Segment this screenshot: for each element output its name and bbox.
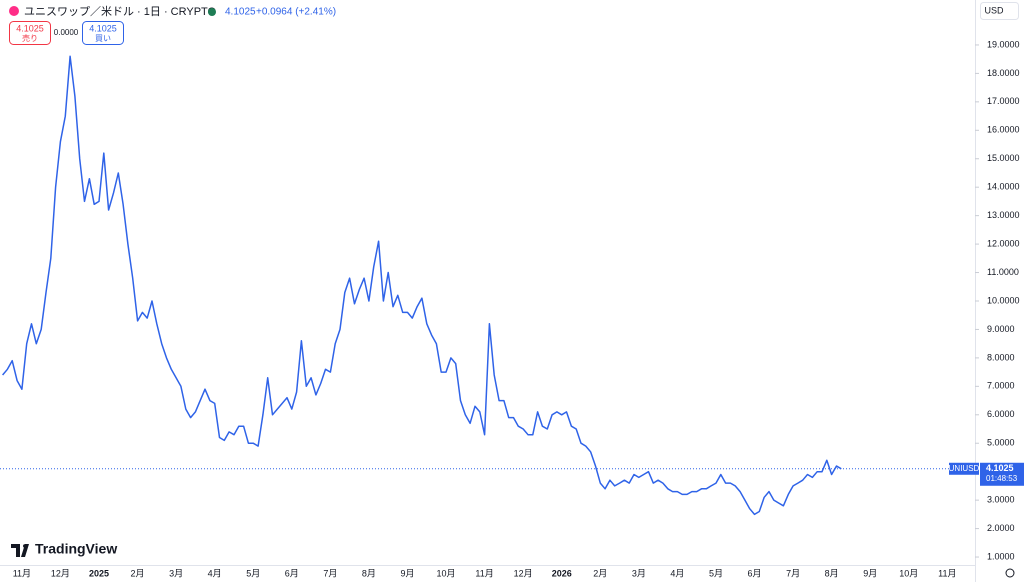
logo: TradingView bbox=[11, 541, 117, 557]
x-tick-label: 2月 bbox=[131, 568, 145, 578]
y-tick-label: 13.0000 bbox=[987, 210, 1020, 220]
buy-button[interactable] bbox=[82, 21, 124, 45]
price-tag bbox=[980, 462, 1024, 486]
x-tick-label: 10月 bbox=[437, 568, 456, 578]
y-tick-label: 14.0000 bbox=[987, 182, 1020, 192]
x-tick-label: 2025 bbox=[89, 568, 109, 578]
buy-price: 4.1025 bbox=[89, 23, 117, 33]
y-tick-label: 9.0000 bbox=[987, 324, 1015, 334]
sell-label: 売り bbox=[22, 33, 38, 43]
y-tick-label: 1.0000 bbox=[987, 551, 1015, 561]
sell-price: 4.1025 bbox=[16, 23, 44, 33]
x-tick-label: 12月 bbox=[51, 568, 70, 578]
y-tick-label: 10.0000 bbox=[987, 295, 1020, 305]
x-tick-label: 5月 bbox=[246, 568, 260, 578]
x-tick-label: 3月 bbox=[169, 568, 183, 578]
buy-label: 買い bbox=[95, 34, 111, 43]
logo-text: TradingView bbox=[35, 541, 117, 557]
y-tick-label: 2.0000 bbox=[987, 523, 1015, 533]
x-tick-label: 6月 bbox=[748, 568, 762, 578]
y-tick-label: 6.0000 bbox=[987, 409, 1015, 419]
x-tick-label: 4月 bbox=[670, 568, 684, 578]
x-tick-label: 5月 bbox=[709, 568, 723, 578]
x-tick-label: 6月 bbox=[285, 568, 299, 578]
price-change: +0.0964 (+2.41%) bbox=[256, 7, 336, 18]
symbol-icon bbox=[9, 6, 19, 16]
y-tick-label: 17.0000 bbox=[987, 96, 1020, 106]
x-tick-label: 10月 bbox=[899, 568, 918, 578]
x-tick-label: 11月 bbox=[13, 568, 31, 578]
x-tick-label: 11月 bbox=[938, 568, 956, 578]
x-tick-label: 2月 bbox=[593, 568, 607, 578]
y-tick-label: 19.0000 bbox=[987, 39, 1020, 49]
x-tick-label: 3月 bbox=[632, 568, 646, 578]
y-tick-label: 11.0000 bbox=[987, 267, 1019, 277]
x-tick-label: 4月 bbox=[208, 568, 222, 578]
symbol-tag-text: UNIUSD bbox=[949, 464, 980, 473]
sell-button[interactable] bbox=[9, 21, 51, 45]
logo-mark bbox=[11, 544, 29, 557]
x-tick-label: 7月 bbox=[323, 568, 337, 578]
y-tick-label: 18.0000 bbox=[987, 68, 1020, 78]
x-tick-label: 12月 bbox=[514, 568, 533, 578]
countdown: 01:48:53 bbox=[986, 474, 1018, 483]
x-tick-label: 8月 bbox=[362, 568, 376, 578]
y-tick-label: 5.0000 bbox=[987, 438, 1015, 448]
y-tick-label: 15.0000 bbox=[987, 153, 1020, 163]
x-tick-label: 2026 bbox=[552, 568, 572, 578]
price-line bbox=[2, 55, 842, 516]
x-tick-label: 9月 bbox=[863, 568, 877, 578]
currency-button[interactable] bbox=[980, 2, 1019, 20]
x-tick-label: 7月 bbox=[786, 568, 800, 578]
y-tick-label: 7.0000 bbox=[987, 381, 1015, 391]
market-status bbox=[208, 8, 216, 16]
y-tick-label: 8.0000 bbox=[987, 352, 1015, 362]
x-tick-label: 8月 bbox=[825, 568, 839, 578]
y-tick-label: 16.0000 bbox=[987, 125, 1020, 135]
y-tick-label: 3.0000 bbox=[987, 495, 1015, 505]
symbol-title[interactable]: ユニスワップ／米ドル · 1日 · CRYPTO bbox=[24, 5, 217, 18]
settings-icon[interactable] bbox=[1005, 568, 1015, 578]
spread: 0.0000 bbox=[54, 28, 79, 37]
y-tick-label: 12.0000 bbox=[987, 238, 1020, 248]
x-tick-label: 11月 bbox=[475, 568, 493, 578]
price-tag-text: 4.1025 bbox=[986, 463, 1014, 473]
last-price: 4.1025 bbox=[225, 7, 256, 18]
currency: USD bbox=[984, 5, 1004, 15]
x-tick-label: 9月 bbox=[400, 568, 414, 578]
symbol-tag bbox=[949, 462, 979, 475]
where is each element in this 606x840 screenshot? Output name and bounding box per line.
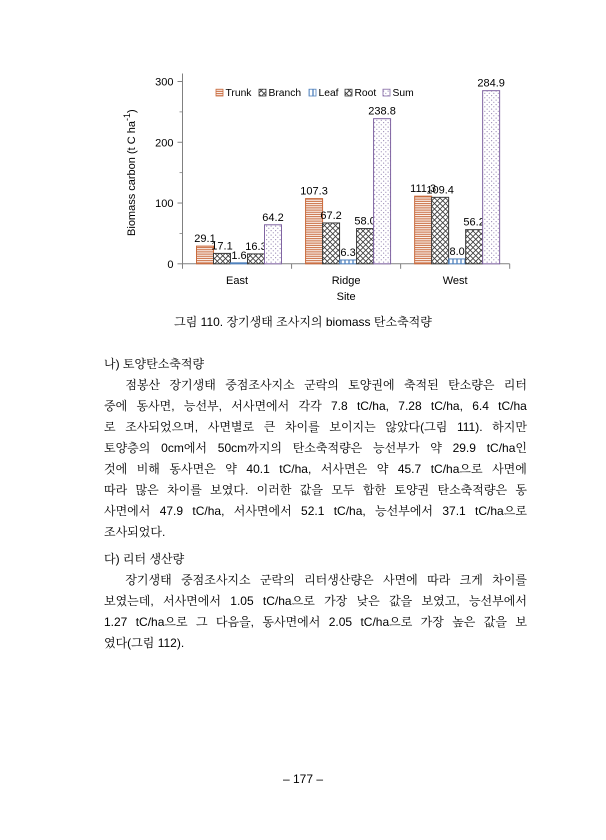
svg-text:16.3: 16.3 bbox=[245, 241, 266, 253]
svg-text:Leaf: Leaf bbox=[319, 88, 339, 99]
svg-text:56.2: 56.2 bbox=[463, 217, 484, 229]
svg-text:284.9: 284.9 bbox=[477, 78, 505, 90]
svg-text:238.8: 238.8 bbox=[368, 106, 396, 118]
svg-text:Branch: Branch bbox=[269, 88, 302, 99]
svg-text:100: 100 bbox=[155, 198, 173, 210]
svg-text:107.3: 107.3 bbox=[300, 186, 328, 198]
svg-text:Root: Root bbox=[355, 88, 377, 99]
svg-text:67.2: 67.2 bbox=[320, 210, 341, 222]
svg-text:300: 300 bbox=[155, 77, 173, 89]
svg-text:200: 200 bbox=[155, 137, 173, 149]
svg-text:East: East bbox=[226, 275, 248, 287]
svg-text:Trunk: Trunk bbox=[226, 88, 253, 99]
svg-text:6.3: 6.3 bbox=[340, 247, 355, 259]
svg-text:58.0: 58.0 bbox=[354, 216, 375, 228]
svg-text:109.4: 109.4 bbox=[426, 184, 454, 196]
svg-text:17.1: 17.1 bbox=[211, 240, 232, 252]
svg-text:8.0: 8.0 bbox=[449, 246, 464, 258]
svg-text:0: 0 bbox=[167, 259, 173, 271]
svg-text:Ridge: Ridge bbox=[332, 275, 361, 287]
svg-text:Site: Site bbox=[337, 291, 356, 303]
svg-text:64.2: 64.2 bbox=[262, 212, 283, 224]
svg-text:Sum: Sum bbox=[393, 88, 414, 99]
svg-text:Biomass carbon (t C ha-1): Biomass carbon (t C ha-1) bbox=[122, 109, 138, 236]
svg-text:West: West bbox=[443, 275, 468, 287]
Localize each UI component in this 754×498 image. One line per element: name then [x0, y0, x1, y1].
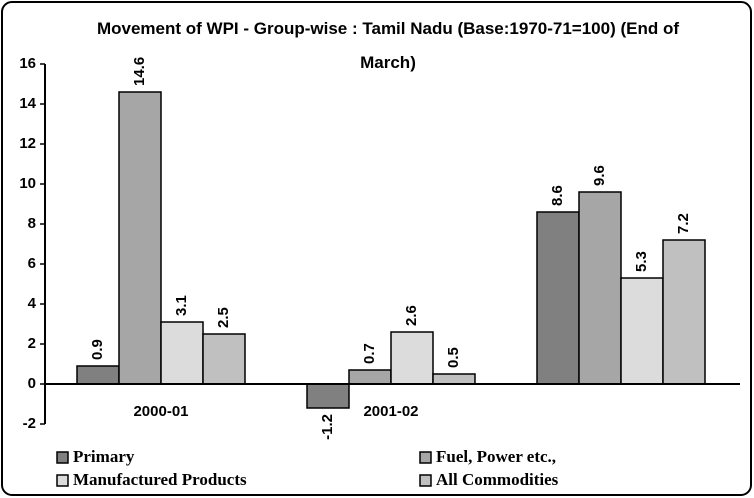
legend-swatch [56, 451, 69, 464]
y-tick-label: 8 [28, 215, 36, 232]
value-label: 3.1 [173, 295, 190, 316]
value-label: 0.7 [361, 343, 378, 364]
value-label: 0.9 [89, 339, 106, 360]
chart-title: Movement of WPI - Group-wise : Tamil Nad… [96, 19, 680, 72]
bar [432, 373, 476, 385]
legend-swatch [56, 474, 69, 487]
value-label: 7.2 [675, 213, 692, 234]
value-label: 2.5 [215, 307, 232, 328]
legend-label: Manufactured Products [73, 470, 247, 489]
x-tick-label: 2000-01 [133, 403, 188, 420]
value-label: 2.6 [403, 305, 420, 326]
legend-swatch [419, 474, 432, 487]
y-tick-label: 10 [19, 175, 36, 192]
x-tick-label: 2001-02 [363, 403, 418, 420]
y-tick-label: 6 [28, 255, 36, 272]
bar [348, 369, 392, 385]
y-tick-label: 0 [28, 375, 36, 392]
y-tick-label: 14 [19, 95, 36, 112]
value-label: 8.6 [549, 185, 566, 206]
value-label: 9.6 [591, 165, 608, 186]
value-label: -1.2 [319, 414, 336, 440]
bar [662, 239, 706, 385]
bar [620, 277, 664, 385]
legend-swatch [419, 451, 432, 464]
bar [202, 333, 246, 385]
y-tick-label: 16 [19, 55, 36, 72]
y-tick-label: 4 [28, 295, 37, 312]
legend-label: Primary [73, 447, 135, 466]
value-label: 14.6 [131, 57, 148, 86]
y-tick-label: 12 [19, 135, 36, 152]
y-tick-label: -2 [23, 415, 36, 432]
bar [306, 383, 350, 409]
bar [390, 331, 434, 385]
legend-label: All Commodities [436, 470, 559, 489]
bar [578, 191, 622, 385]
value-label: 5.3 [633, 251, 650, 272]
bar [160, 321, 204, 385]
bar [76, 365, 120, 385]
value-label: 0.5 [445, 347, 462, 368]
legend-label: Fuel, Power etc., [436, 447, 556, 466]
y-tick-label: 2 [28, 335, 36, 352]
bar [536, 211, 580, 385]
bar [118, 91, 162, 385]
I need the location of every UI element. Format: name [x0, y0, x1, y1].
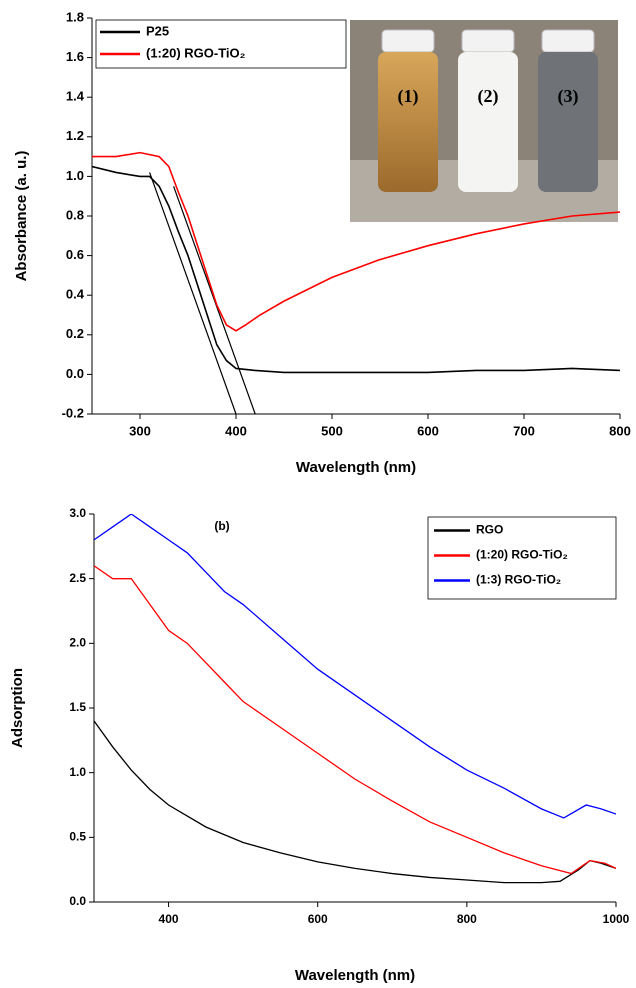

§ §

Reproduce the lines from the one containing "svg-text:16.3: 16.3 bbox=[245, 241, 266, 253]" through the one containing "Localize each UI", inclusive, replacing "Trunk" with "Stem" and leaving everything else as it is.

:: Full output ::
svg-text:16.3: 16.3 bbox=[245, 241, 266, 253]
svg-text:Leaf: Leaf bbox=[319, 88, 339, 99]
svg-text:56.2: 56.2 bbox=[463, 217, 484, 229]
svg-text:284.9: 284.9 bbox=[477, 78, 505, 90]
svg-text:238.8: 238.8 bbox=[368, 106, 396, 118]
svg-text:Branch: Branch bbox=[269, 88, 302, 99]
svg-text:100: 100 bbox=[155, 198, 173, 210]
svg-text:107.3: 107.3 bbox=[300, 186, 328, 198]
svg-text:Root: Root bbox=[355, 88, 377, 99]
svg-text:67.2: 67.2 bbox=[320, 210, 341, 222]
svg-text:300: 300 bbox=[155, 77, 173, 89]
svg-text:200: 200 bbox=[155, 137, 173, 149]
svg-text:East: East bbox=[226, 275, 248, 287]
svg-text:Stem: Stem bbox=[226, 88, 253, 99]
svg-text:6.3: 6.3 bbox=[340, 247, 355, 259]
svg-text:58.0: 58.0 bbox=[354, 216, 375, 228]
svg-text:109.4: 109.4 bbox=[426, 184, 454, 196]
svg-text:17.1: 17.1 bbox=[211, 240, 232, 252]
svg-text:8.0: 8.0 bbox=[449, 246, 464, 258]
svg-text:0: 0 bbox=[167, 259, 173, 271]
svg-text:Ridge: Ridge bbox=[332, 275, 361, 287]
svg-text:Site: Site bbox=[337, 291, 356, 303]
svg-text:64.2: 64.2 bbox=[262, 212, 283, 224]
svg-text:Sum: Sum bbox=[393, 88, 414, 99]
svg-text:Biomass carbon (t C ha-1): Biomass carbon (t C ha-1) bbox=[122, 109, 138, 236]
svg-text:West: West bbox=[443, 275, 468, 287]
Localize each UI component in this 754×498 image. One line per element: name then [x0, y0, x1, y1].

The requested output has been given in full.